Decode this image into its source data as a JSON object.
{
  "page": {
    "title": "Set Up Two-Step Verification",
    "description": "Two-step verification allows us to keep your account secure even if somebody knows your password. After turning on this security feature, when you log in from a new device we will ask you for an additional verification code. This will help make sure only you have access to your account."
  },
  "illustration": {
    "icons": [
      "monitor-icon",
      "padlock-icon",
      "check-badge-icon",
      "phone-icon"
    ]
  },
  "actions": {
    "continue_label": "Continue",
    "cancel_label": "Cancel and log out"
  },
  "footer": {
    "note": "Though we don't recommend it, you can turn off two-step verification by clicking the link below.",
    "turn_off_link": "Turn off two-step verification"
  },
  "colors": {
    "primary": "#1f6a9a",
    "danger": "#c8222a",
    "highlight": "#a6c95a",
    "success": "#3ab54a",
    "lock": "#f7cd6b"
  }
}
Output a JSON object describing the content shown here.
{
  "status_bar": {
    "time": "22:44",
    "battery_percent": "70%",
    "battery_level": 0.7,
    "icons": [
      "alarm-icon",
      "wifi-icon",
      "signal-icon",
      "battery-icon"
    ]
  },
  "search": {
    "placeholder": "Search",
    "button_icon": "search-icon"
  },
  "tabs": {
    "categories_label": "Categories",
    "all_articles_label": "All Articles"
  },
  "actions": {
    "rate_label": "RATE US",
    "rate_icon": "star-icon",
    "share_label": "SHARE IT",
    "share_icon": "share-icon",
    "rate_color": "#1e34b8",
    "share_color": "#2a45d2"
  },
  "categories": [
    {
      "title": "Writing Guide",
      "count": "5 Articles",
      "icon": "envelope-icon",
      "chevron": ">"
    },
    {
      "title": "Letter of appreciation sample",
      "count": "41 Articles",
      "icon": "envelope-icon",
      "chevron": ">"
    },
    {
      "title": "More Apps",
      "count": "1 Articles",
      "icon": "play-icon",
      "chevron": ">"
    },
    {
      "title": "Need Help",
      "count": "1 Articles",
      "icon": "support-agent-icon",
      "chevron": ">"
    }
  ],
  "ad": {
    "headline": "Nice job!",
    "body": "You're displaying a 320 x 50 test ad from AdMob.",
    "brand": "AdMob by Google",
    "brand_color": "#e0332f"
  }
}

--------------------------------

(Exercise)
Find all lines holding the string "this" and copy them.

(Exercise answer)
Decode this image into its source data as a JSON object.
    "description": "Two-step verification allows us to keep your account secure even if somebody knows your password. After turning on this security feature, when you log in from a new device we will ask you for an additional verification code. This will help make sure only you have access to your account."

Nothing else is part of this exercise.